[Layout coordinate data]
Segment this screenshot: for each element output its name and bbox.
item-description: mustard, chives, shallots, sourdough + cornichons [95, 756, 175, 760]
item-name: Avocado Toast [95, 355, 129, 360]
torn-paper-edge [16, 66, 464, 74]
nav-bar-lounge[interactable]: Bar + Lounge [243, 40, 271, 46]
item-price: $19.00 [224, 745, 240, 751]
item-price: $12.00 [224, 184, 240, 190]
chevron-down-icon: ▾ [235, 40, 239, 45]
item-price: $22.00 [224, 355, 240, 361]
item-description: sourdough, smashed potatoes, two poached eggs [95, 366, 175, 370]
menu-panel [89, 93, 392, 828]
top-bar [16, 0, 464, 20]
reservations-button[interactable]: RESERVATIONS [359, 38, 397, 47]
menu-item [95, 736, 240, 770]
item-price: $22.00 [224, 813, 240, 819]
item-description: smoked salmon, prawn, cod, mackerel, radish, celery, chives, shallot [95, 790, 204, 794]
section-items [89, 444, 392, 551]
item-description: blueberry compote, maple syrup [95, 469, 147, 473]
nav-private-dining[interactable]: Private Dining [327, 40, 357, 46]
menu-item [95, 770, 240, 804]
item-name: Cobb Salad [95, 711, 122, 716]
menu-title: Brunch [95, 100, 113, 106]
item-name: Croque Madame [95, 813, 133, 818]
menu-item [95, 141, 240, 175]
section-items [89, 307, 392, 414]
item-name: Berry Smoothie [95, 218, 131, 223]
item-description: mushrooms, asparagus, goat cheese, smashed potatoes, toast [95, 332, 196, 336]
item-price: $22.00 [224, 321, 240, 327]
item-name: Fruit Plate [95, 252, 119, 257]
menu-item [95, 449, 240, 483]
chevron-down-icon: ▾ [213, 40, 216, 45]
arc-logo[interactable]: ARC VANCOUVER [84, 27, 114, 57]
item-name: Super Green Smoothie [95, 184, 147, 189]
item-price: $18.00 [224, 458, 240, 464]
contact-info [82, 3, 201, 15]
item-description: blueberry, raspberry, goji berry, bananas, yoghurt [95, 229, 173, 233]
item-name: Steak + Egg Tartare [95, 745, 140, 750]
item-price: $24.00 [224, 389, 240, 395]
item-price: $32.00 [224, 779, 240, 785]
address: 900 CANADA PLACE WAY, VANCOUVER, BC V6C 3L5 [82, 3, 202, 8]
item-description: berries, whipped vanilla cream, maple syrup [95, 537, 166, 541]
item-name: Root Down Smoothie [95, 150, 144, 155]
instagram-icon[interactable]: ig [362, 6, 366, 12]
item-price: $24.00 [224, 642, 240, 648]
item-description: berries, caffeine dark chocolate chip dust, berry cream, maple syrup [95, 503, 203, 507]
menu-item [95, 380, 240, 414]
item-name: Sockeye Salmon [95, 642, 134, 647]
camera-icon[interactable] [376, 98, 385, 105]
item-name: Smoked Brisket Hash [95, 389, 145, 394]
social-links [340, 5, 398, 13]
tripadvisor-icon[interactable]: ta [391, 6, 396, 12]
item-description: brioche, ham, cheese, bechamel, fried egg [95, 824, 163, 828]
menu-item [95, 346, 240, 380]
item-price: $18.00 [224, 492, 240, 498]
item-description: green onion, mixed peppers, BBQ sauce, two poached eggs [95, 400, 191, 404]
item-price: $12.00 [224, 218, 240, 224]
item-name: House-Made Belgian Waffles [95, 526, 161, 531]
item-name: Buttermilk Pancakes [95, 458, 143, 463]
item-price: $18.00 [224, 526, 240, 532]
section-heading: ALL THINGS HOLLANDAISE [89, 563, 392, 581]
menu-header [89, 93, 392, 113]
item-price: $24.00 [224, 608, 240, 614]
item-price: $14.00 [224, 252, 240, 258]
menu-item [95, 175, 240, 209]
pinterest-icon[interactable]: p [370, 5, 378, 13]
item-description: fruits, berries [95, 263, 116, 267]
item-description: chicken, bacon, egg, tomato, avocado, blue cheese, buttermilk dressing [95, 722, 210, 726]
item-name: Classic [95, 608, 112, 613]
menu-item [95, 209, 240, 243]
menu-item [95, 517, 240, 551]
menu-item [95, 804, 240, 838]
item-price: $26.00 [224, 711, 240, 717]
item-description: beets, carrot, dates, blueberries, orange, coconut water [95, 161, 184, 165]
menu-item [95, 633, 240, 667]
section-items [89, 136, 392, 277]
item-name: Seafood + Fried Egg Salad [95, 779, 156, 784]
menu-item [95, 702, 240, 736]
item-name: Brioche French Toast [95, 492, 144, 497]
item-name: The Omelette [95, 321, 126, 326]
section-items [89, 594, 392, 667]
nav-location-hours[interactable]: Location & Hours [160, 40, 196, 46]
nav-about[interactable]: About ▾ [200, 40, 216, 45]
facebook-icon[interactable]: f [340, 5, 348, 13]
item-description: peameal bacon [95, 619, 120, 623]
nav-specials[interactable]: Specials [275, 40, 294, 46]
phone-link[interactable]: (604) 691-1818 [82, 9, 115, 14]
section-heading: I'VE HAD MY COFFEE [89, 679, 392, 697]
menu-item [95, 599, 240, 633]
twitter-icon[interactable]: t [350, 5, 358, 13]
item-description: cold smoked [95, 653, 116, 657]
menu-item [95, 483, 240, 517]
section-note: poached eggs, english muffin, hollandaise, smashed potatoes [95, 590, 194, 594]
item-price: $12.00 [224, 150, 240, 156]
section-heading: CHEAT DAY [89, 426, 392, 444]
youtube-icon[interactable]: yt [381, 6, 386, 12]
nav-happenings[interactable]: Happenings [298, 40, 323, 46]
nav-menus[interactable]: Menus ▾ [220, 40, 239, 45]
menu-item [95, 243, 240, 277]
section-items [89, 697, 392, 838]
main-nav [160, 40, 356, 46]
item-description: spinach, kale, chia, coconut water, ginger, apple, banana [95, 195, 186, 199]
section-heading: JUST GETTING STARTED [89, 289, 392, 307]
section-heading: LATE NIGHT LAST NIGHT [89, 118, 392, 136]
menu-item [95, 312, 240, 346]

[TASK STATEMENT] Output all of these entries again, copying every line word for word.

[PROBLEM SOLUTION]
Segment this screenshot: for each element output its name and bbox.
item-description: mustard, chives, shallots, sourdough + cornichons [95, 756, 175, 760]
item-name: Avocado Toast [95, 355, 129, 360]
torn-paper-edge [16, 66, 464, 74]
nav-bar-lounge[interactable]: Bar + Lounge [243, 40, 271, 46]
item-price: $19.00 [224, 745, 240, 751]
item-price: $12.00 [224, 184, 240, 190]
chevron-down-icon: ▾ [235, 40, 239, 45]
item-price: $22.00 [224, 355, 240, 361]
item-description: sourdough, smashed potatoes, two poached eggs [95, 366, 175, 370]
menu-panel [89, 93, 392, 828]
top-bar [16, 0, 464, 20]
reservations-button[interactable]: RESERVATIONS [359, 38, 397, 47]
menu-item [95, 736, 240, 770]
item-price: $22.00 [224, 813, 240, 819]
item-description: smoked salmon, prawn, cod, mackerel, radish, celery, chives, shallot [95, 790, 204, 794]
section-items [89, 444, 392, 551]
item-description: blueberry compote, maple syrup [95, 469, 147, 473]
nav-private-dining[interactable]: Private Dining [327, 40, 357, 46]
menu-item [95, 770, 240, 804]
item-name: Cobb Salad [95, 711, 122, 716]
menu-title: Brunch [95, 100, 113, 106]
item-name: Croque Madame [95, 813, 133, 818]
menu-item [95, 141, 240, 175]
section-items [89, 307, 392, 414]
item-name: Berry Smoothie [95, 218, 131, 223]
item-description: mushrooms, asparagus, goat cheese, smashed potatoes, toast [95, 332, 196, 336]
item-price: $22.00 [224, 321, 240, 327]
item-name: Fruit Plate [95, 252, 119, 257]
menu-item [95, 449, 240, 483]
chevron-down-icon: ▾ [213, 40, 216, 45]
arc-logo[interactable]: ARC VANCOUVER [84, 27, 114, 57]
item-name: Super Green Smoothie [95, 184, 147, 189]
item-price: $18.00 [224, 458, 240, 464]
contact-info [82, 3, 201, 15]
item-description: blueberry, raspberry, goji berry, bananas, yoghurt [95, 229, 173, 233]
item-name: Steak + Egg Tartare [95, 745, 140, 750]
item-price: $24.00 [224, 389, 240, 395]
item-price: $32.00 [224, 779, 240, 785]
address: 900 CANADA PLACE WAY, VANCOUVER, BC V6C 3L5 [82, 3, 202, 8]
item-description: berries, whipped vanilla cream, maple syrup [95, 537, 166, 541]
item-name: Root Down Smoothie [95, 150, 144, 155]
instagram-icon[interactable]: ig [362, 6, 366, 12]
item-price: $24.00 [224, 642, 240, 648]
item-description: berries, caffeine dark chocolate chip dust, berry cream, maple syrup [95, 503, 203, 507]
menu-item [95, 380, 240, 414]
item-name: Sockeye Salmon [95, 642, 134, 647]
camera-icon[interactable] [376, 98, 385, 105]
item-name: Smoked Brisket Hash [95, 389, 145, 394]
social-links [340, 5, 398, 13]
tripadvisor-icon[interactable]: ta [391, 6, 396, 12]
item-description: brioche, ham, cheese, bechamel, fried egg [95, 824, 163, 828]
menu-item [95, 346, 240, 380]
item-price: $18.00 [224, 492, 240, 498]
item-description: green onion, mixed peppers, BBQ sauce, two poached eggs [95, 400, 191, 404]
item-price: $12.00 [224, 218, 240, 224]
item-name: House-Made Belgian Waffles [95, 526, 161, 531]
item-name: Buttermilk Pancakes [95, 458, 143, 463]
item-price: $18.00 [224, 526, 240, 532]
section-heading: ALL THINGS HOLLANDAISE [89, 563, 392, 581]
menu-header [89, 93, 392, 113]
item-price: $24.00 [224, 608, 240, 614]
item-price: $14.00 [224, 252, 240, 258]
menu-item [95, 175, 240, 209]
pinterest-icon[interactable]: p [370, 5, 378, 13]
item-description: fruits, berries [95, 263, 116, 267]
item-description: chicken, bacon, egg, tomato, avocado, blue cheese, buttermilk dressing [95, 722, 210, 726]
item-name: Classic [95, 608, 112, 613]
menu-item [95, 209, 240, 243]
menu-item [95, 517, 240, 551]
menu-item [95, 804, 240, 838]
item-price: $26.00 [224, 711, 240, 717]
item-description: beets, carrot, dates, blueberries, orange, coconut water [95, 161, 184, 165]
menu-item [95, 633, 240, 667]
section-items [89, 136, 392, 277]
item-name: Seafood + Fried Egg Salad [95, 779, 156, 784]
menu-item [95, 702, 240, 736]
item-name: Brioche French Toast [95, 492, 144, 497]
item-name: The Omelette [95, 321, 126, 326]
section-items [89, 594, 392, 667]
nav-location-hours[interactable]: Location & Hours [160, 40, 196, 46]
nav-about[interactable]: About ▾ [200, 40, 216, 45]
facebook-icon[interactable]: f [340, 5, 348, 13]
item-description: peameal bacon [95, 619, 120, 623]
nav-specials[interactable]: Specials [275, 40, 294, 46]
phone-link[interactable]: (604) 691-1818 [82, 9, 115, 14]
section-heading: I'VE HAD MY COFFEE [89, 679, 392, 697]
menu-item [95, 599, 240, 633]
twitter-icon[interactable]: t [350, 5, 358, 13]
item-description: cold smoked [95, 653, 116, 657]
menu-item [95, 483, 240, 517]
section-note: poached eggs, english muffin, hollandaise, smashed potatoes [95, 590, 194, 594]
item-price: $12.00 [224, 150, 240, 156]
section-heading: CHEAT DAY [89, 426, 392, 444]
youtube-icon[interactable]: yt [381, 6, 386, 12]
nav-happenings[interactable]: Happenings [298, 40, 323, 46]
nav-menus[interactable]: Menus ▾ [220, 40, 239, 45]
menu-item [95, 243, 240, 277]
section-items [89, 697, 392, 838]
main-nav [160, 40, 356, 46]
item-description: spinach, kale, chia, coconut water, ginger, apple, banana [95, 195, 186, 199]
section-heading: JUST GETTING STARTED [89, 289, 392, 307]
section-heading: LATE NIGHT LAST NIGHT [89, 118, 392, 136]
menu-item [95, 312, 240, 346]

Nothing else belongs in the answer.